# INFORMATION PROVIDED
· · · ·

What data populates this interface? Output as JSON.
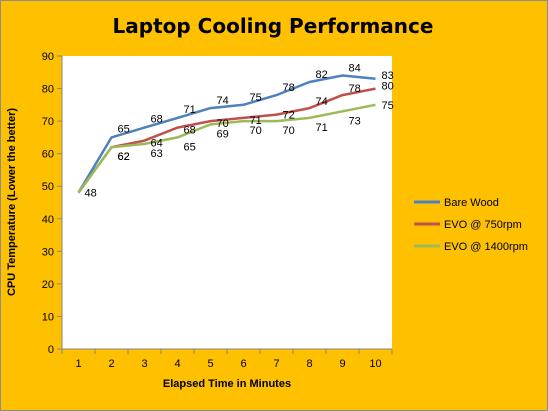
{
  "chart_data": {
    "type": "line",
    "title": "Laptop Cooling Performance",
    "xlabel": "Elapsed Time in Minutes",
    "ylabel": "CPU Temperature (Lower the better)",
    "x": [
      1,
      2,
      3,
      4,
      5,
      6,
      7,
      8,
      9,
      10
    ],
    "ylim": [
      0,
      90
    ],
    "yticks": [
      0,
      10,
      20,
      30,
      40,
      50,
      60,
      70,
      80,
      90
    ],
    "grid": false,
    "legend_position": "right",
    "series": [
      {
        "name": "Bare Wood",
        "color": "#4F81BD",
        "values": [
          48,
          65,
          68,
          71,
          74,
          75,
          78,
          82,
          84,
          83
        ],
        "labels": [
          "",
          "65",
          "68",
          "71",
          "74",
          "75",
          "78",
          "82",
          "84",
          "83"
        ]
      },
      {
        "name": "EVO @ 750rpm",
        "color": "#C0504D",
        "values": [
          48,
          62,
          64,
          68,
          70,
          71,
          72,
          74,
          78,
          80
        ],
        "labels": [
          "",
          "62",
          "64",
          "68",
          "70",
          "71",
          "72",
          "74",
          "78",
          "80"
        ]
      },
      {
        "name": "EVO @ 1400rpm",
        "color": "#9BBB59",
        "values": [
          48,
          62,
          63,
          65,
          69,
          70,
          70,
          71,
          73,
          75
        ],
        "labels": [
          "48",
          "62",
          "63",
          "65",
          "69",
          "70",
          "70",
          "71",
          "73",
          "75"
        ]
      }
    ]
  }
}
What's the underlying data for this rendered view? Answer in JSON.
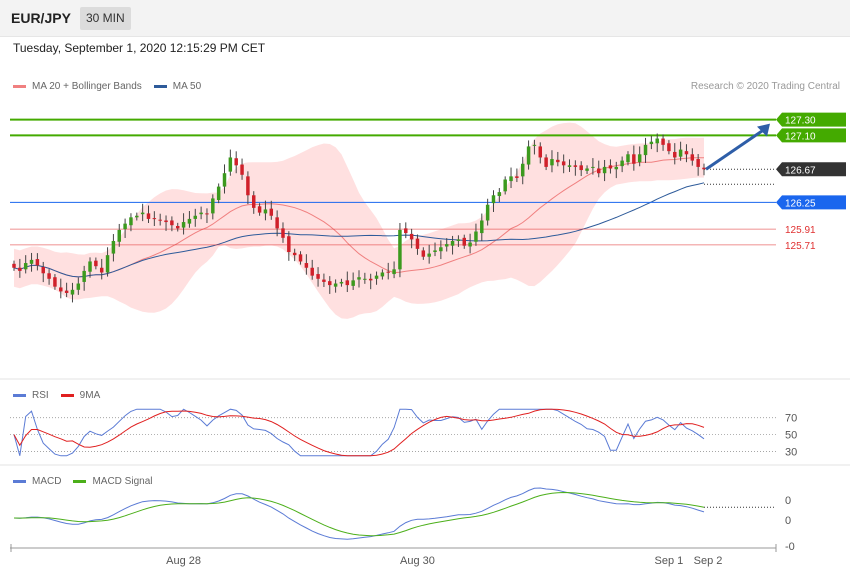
{
  "header": {
    "symbol": "EUR/JPY",
    "interval": "30 MIN",
    "datetime": "Tuesday, September 1, 2020 12:15:29 PM CET"
  },
  "legend_main": [
    {
      "label": "MA 20 + Bollinger Bands",
      "color": "#f08080"
    },
    {
      "label": "MA 50",
      "color": "#2e5b9a"
    }
  ],
  "credit": "Research © 2020 Trading Central",
  "legend_rsi": [
    {
      "label": "RSI",
      "color": "#5b7bd5"
    },
    {
      "label": "9MA",
      "color": "#e02020"
    }
  ],
  "legend_macd": [
    {
      "label": "MACD",
      "color": "#5b7bd5"
    },
    {
      "label": "MACD Signal",
      "color": "#4caf1a"
    }
  ],
  "chart_data": [
    {
      "type": "candlestick",
      "ylim": [
        124.3,
        127.6
      ],
      "x_ticks": [
        "Aug 28",
        "Aug 30",
        "Sep 1",
        "Sep 2"
      ],
      "levels": [
        {
          "value": 127.3,
          "label": "127.30",
          "color": "#44aa00",
          "style": "resistance"
        },
        {
          "value": 127.1,
          "label": "127.10",
          "color": "#44aa00",
          "style": "resistance"
        },
        {
          "value": 126.67,
          "label": "126.67",
          "color": "#333333",
          "style": "last"
        },
        {
          "value": 126.25,
          "label": "126.25",
          "color": "#1a66ee",
          "style": "pivot"
        },
        {
          "value": 125.91,
          "label": "125.91",
          "color": "#e03030",
          "style": "support"
        },
        {
          "value": 125.71,
          "label": "125.71",
          "color": "#e03030",
          "style": "support"
        }
      ],
      "close": [
        125.42,
        125.38,
        125.48,
        125.52,
        125.45,
        125.35,
        125.28,
        125.18,
        125.12,
        125.1,
        125.14,
        125.22,
        125.38,
        125.5,
        125.44,
        125.36,
        125.58,
        125.76,
        125.9,
        125.98,
        126.06,
        126.08,
        126.12,
        126.04,
        126.05,
        126.02,
        126.0,
        125.96,
        125.92,
        126.0,
        126.04,
        126.08,
        126.12,
        126.1,
        126.3,
        126.45,
        126.62,
        126.82,
        126.72,
        126.6,
        126.34,
        126.18,
        126.12,
        126.16,
        126.08,
        125.92,
        125.8,
        125.62,
        125.58,
        125.5,
        125.42,
        125.32,
        125.28,
        125.24,
        125.2,
        125.22,
        125.24,
        125.2,
        125.26,
        125.3,
        125.28,
        125.26,
        125.32,
        125.36,
        125.36,
        125.4,
        125.9,
        125.86,
        125.78,
        125.66,
        125.56,
        125.6,
        125.64,
        125.68,
        125.72,
        125.76,
        125.78,
        125.7,
        125.74,
        125.88,
        126.02,
        126.22,
        126.34,
        126.38,
        126.54,
        126.58,
        126.56,
        126.74,
        126.96,
        126.98,
        126.82,
        126.7,
        126.8,
        126.76,
        126.72,
        126.72,
        126.7,
        126.66,
        126.68,
        126.7,
        126.62,
        126.7,
        126.68,
        126.7,
        126.78,
        126.86,
        126.74,
        126.86,
        126.98,
        127.02,
        127.06,
        126.98,
        126.9,
        126.82,
        126.92,
        126.86,
        126.78,
        126.7,
        126.67
      ]
    },
    {
      "type": "line",
      "name": "RSI",
      "ylim": [
        20,
        85
      ],
      "y_ticks": [
        70,
        50,
        30
      ]
    },
    {
      "type": "line",
      "name": "MACD",
      "y_ticks": [
        "0",
        "0",
        "-0"
      ]
    }
  ]
}
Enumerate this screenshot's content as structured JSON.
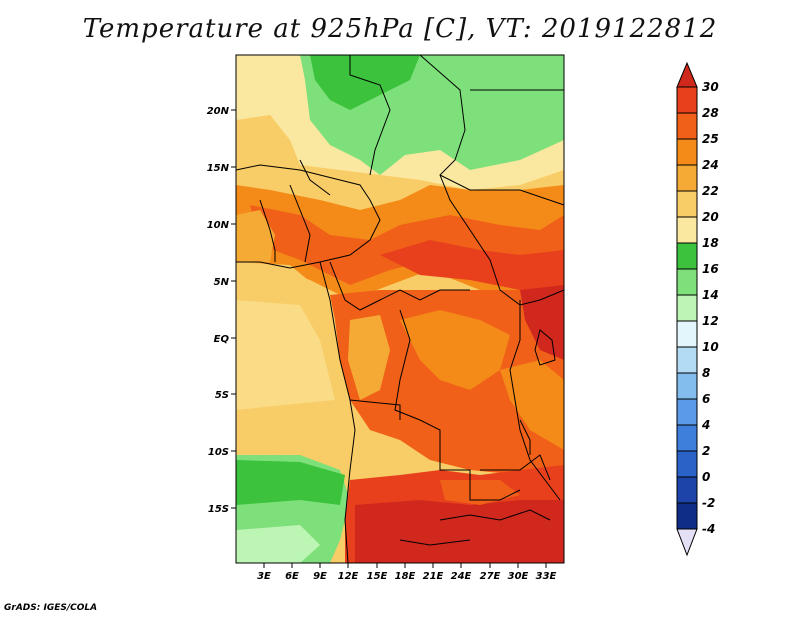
{
  "title": "Temperature at 925hPa [C], VT: 2019122812",
  "credit": "GrADS: IGES/COLA",
  "map": {
    "lat_labels": [
      "20N",
      "15N",
      "10N",
      "5N",
      "EQ",
      "5S",
      "10S",
      "15S"
    ],
    "lon_labels": [
      "3E",
      "6E",
      "9E",
      "12E",
      "15E",
      "18E",
      "21E",
      "24E",
      "27E",
      "30E",
      "33E"
    ]
  },
  "colorbar": {
    "levels": [
      "30",
      "28",
      "25",
      "24",
      "22",
      "20",
      "18",
      "16",
      "14",
      "12",
      "10",
      "8",
      "6",
      "4",
      "2",
      "0",
      "-2",
      "-4"
    ],
    "colors": {
      "over": "#d0281c",
      "gt28": "#e8401c",
      "25_28": "#f06018",
      "24_25": "#f48a18",
      "22_24": "#f6aa36",
      "20_22": "#f8cc66",
      "18_20": "#fbe8a0",
      "16_18": "#3cc23c",
      "14_16": "#7ee07a",
      "12_14": "#bdf5b4",
      "10_12": "#e2f6fb",
      "8_10": "#b3dcf4",
      "6_8": "#82bdee",
      "4_6": "#5a9ae6",
      "2_4": "#3e7fdc",
      "0_2": "#2a62c8",
      "m2_0": "#1d45a9",
      "m4_m2": "#0f2c86",
      "under": "#0a1c66"
    }
  }
}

· · · ·

# TO BE DONE
Repeat exactly the lines from the one containing "Enumerate this screenshot's" to the last line of the records above, including both, and leave out any pictures.

# ANSWER TO THE EXERCISE
Enumerate this screenshot's content as structured JSON.
{
  "title": "Temperature at 925hPa [C], VT: 2019122812",
  "credit": "GrADS: IGES/COLA",
  "map": {
    "lat_labels": [
      "20N",
      "15N",
      "10N",
      "5N",
      "EQ",
      "5S",
      "10S",
      "15S"
    ],
    "lon_labels": [
      "3E",
      "6E",
      "9E",
      "12E",
      "15E",
      "18E",
      "21E",
      "24E",
      "27E",
      "30E",
      "33E"
    ]
  },
  "colorbar": {
    "levels": [
      "30",
      "28",
      "25",
      "24",
      "22",
      "20",
      "18",
      "16",
      "14",
      "12",
      "10",
      "8",
      "6",
      "4",
      "2",
      "0",
      "-2",
      "-4"
    ],
    "colors": {
      "over": "#d0281c",
      "gt28": "#e8401c",
      "25_28": "#f06018",
      "24_25": "#f48a18",
      "22_24": "#f6aa36",
      "20_22": "#f8cc66",
      "18_20": "#fbe8a0",
      "16_18": "#3cc23c",
      "14_16": "#7ee07a",
      "12_14": "#bdf5b4",
      "10_12": "#e2f6fb",
      "8_10": "#b3dcf4",
      "6_8": "#82bdee",
      "4_6": "#5a9ae6",
      "2_4": "#3e7fdc",
      "0_2": "#2a62c8",
      "m2_0": "#1d45a9",
      "m4_m2": "#0f2c86",
      "under": "#0a1c66"
    }
  }
}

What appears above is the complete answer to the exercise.